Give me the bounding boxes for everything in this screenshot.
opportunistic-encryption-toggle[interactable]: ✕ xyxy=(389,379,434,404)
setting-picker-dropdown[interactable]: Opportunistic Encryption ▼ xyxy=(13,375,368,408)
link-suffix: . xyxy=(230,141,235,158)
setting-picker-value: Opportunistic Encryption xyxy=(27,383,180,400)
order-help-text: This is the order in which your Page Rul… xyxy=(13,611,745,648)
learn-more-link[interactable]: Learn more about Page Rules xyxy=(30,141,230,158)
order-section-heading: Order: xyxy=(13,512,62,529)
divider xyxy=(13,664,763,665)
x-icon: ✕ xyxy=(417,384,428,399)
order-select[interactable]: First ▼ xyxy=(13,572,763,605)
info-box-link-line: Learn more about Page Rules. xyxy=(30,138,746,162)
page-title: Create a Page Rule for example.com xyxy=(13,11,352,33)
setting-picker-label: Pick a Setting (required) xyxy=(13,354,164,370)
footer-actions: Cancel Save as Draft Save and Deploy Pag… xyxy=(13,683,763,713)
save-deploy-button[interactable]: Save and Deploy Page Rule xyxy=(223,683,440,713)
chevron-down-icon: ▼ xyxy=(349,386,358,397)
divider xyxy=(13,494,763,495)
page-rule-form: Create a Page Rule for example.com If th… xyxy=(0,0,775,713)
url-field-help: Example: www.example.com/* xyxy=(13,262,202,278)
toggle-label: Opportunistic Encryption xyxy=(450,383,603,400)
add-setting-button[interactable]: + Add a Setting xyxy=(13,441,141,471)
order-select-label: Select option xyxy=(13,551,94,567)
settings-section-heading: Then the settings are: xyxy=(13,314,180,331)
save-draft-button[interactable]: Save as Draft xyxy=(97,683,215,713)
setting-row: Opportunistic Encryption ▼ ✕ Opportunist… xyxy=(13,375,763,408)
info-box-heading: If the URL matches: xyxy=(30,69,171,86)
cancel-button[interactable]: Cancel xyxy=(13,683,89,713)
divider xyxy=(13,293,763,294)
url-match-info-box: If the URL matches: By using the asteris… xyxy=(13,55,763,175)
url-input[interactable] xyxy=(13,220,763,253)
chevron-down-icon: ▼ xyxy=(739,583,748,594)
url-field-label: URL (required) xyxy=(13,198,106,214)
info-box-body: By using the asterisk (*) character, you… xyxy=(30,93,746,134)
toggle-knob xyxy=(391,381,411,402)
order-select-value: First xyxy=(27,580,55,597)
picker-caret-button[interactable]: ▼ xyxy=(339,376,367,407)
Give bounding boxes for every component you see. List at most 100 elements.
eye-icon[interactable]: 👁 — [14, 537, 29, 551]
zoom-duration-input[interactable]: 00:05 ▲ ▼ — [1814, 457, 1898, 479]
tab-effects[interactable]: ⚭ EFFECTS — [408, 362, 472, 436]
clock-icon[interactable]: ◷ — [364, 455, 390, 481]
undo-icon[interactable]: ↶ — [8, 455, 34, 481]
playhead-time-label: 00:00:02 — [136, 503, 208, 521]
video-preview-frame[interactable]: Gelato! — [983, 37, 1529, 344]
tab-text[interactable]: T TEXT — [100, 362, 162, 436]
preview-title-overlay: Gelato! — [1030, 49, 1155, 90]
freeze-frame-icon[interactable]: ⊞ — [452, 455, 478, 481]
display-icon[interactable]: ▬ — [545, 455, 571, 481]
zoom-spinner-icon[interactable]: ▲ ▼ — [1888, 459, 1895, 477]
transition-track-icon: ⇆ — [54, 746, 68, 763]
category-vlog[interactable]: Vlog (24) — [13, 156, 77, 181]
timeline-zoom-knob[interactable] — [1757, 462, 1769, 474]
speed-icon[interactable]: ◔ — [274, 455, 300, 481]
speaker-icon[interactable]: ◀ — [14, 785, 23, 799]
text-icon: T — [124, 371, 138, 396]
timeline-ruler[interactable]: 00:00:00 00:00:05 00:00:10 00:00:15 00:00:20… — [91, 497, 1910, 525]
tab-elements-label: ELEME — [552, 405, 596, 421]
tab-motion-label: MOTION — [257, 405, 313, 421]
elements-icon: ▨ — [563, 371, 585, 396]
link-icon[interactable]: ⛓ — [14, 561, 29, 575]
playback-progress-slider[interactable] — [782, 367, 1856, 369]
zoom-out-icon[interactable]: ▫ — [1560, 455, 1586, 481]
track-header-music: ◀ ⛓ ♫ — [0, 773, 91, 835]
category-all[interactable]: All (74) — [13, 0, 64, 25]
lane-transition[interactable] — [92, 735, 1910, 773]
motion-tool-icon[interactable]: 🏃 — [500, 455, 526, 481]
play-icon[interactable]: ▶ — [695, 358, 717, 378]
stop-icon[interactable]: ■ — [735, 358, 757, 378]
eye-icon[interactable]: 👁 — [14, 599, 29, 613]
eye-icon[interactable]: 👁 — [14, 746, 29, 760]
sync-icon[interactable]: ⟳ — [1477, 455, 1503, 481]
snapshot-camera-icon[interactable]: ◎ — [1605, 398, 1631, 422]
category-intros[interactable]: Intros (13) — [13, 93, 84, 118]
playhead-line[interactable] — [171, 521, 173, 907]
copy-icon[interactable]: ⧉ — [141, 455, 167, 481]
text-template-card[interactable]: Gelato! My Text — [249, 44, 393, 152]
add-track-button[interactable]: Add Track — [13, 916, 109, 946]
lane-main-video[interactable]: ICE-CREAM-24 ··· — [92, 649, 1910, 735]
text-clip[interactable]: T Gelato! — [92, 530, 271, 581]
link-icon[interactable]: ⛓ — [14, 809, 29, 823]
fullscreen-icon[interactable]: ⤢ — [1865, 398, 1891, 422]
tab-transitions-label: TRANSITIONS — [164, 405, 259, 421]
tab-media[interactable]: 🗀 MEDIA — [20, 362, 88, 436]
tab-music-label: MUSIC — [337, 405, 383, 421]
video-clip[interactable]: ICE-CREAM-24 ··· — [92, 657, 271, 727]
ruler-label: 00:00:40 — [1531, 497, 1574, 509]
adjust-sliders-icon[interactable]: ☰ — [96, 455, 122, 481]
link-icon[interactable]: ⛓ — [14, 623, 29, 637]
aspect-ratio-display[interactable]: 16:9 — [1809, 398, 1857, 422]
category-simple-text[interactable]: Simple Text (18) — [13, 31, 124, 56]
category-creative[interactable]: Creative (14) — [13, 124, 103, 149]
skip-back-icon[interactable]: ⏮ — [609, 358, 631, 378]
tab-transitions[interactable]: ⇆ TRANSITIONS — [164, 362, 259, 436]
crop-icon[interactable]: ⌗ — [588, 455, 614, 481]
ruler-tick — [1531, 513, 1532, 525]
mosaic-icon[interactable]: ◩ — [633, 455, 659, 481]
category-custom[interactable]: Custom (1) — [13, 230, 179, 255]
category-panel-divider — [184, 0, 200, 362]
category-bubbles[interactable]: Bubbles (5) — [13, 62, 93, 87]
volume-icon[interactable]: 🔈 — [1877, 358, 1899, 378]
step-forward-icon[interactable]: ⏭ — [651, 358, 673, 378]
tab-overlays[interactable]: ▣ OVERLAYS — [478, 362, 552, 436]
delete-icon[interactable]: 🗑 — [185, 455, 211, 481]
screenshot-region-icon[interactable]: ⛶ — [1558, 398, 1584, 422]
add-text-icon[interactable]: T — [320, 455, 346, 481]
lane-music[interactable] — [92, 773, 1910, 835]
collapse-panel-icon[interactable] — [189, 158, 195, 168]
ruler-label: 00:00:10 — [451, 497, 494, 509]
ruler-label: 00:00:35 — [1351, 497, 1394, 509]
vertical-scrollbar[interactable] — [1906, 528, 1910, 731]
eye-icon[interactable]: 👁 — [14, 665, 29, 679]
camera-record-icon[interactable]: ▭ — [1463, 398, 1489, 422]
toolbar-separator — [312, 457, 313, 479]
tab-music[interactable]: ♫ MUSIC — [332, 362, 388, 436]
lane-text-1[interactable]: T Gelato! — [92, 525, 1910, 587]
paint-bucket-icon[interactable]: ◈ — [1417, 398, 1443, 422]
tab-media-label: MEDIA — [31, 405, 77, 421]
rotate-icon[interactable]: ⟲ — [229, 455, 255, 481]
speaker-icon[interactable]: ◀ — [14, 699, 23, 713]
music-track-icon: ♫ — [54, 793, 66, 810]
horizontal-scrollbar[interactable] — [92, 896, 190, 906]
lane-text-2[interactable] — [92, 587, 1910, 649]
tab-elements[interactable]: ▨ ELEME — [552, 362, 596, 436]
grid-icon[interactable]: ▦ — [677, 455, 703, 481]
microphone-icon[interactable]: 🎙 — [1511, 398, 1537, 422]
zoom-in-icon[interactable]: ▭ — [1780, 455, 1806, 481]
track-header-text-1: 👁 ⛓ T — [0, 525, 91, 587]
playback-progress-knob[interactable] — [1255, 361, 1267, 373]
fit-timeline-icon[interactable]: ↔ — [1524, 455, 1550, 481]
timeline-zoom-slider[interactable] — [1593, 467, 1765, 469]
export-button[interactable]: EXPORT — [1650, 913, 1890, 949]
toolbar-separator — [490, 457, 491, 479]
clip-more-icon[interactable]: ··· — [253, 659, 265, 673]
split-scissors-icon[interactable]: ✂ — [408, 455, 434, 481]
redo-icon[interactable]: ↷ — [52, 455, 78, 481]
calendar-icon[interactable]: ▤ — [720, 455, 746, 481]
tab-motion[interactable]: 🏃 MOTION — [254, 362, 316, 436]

######

** Written instruction **
Copy the material from its first line through the line containing "divider xyxy=(13,494,763,495)", changing every "Save and Deploy" to "Publish" and leaving everything else unchanged.

** Task output **
Give me the bounding boxes for everything in this screenshot.
opportunistic-encryption-toggle[interactable]: ✕ xyxy=(389,379,434,404)
setting-picker-dropdown[interactable]: Opportunistic Encryption ▼ xyxy=(13,375,368,408)
link-suffix: . xyxy=(230,141,235,158)
setting-picker-value: Opportunistic Encryption xyxy=(27,383,180,400)
order-help-text: This is the order in which your Page Rul… xyxy=(13,611,745,648)
learn-more-link[interactable]: Learn more about Page Rules xyxy=(30,141,230,158)
order-section-heading: Order: xyxy=(13,512,62,529)
divider xyxy=(13,664,763,665)
x-icon: ✕ xyxy=(417,384,428,399)
order-select[interactable]: First ▼ xyxy=(13,572,763,605)
info-box-link-line: Learn more about Page Rules. xyxy=(30,138,746,162)
page-title: Create a Page Rule for example.com xyxy=(13,11,352,33)
setting-picker-label: Pick a Setting (required) xyxy=(13,354,164,370)
footer-actions: Cancel Save as Draft Publish Pag… xyxy=(13,683,763,713)
save-deploy-button[interactable]: Publish Page Rule xyxy=(223,683,440,713)
chevron-down-icon: ▼ xyxy=(349,386,358,397)
divider xyxy=(13,494,763,495)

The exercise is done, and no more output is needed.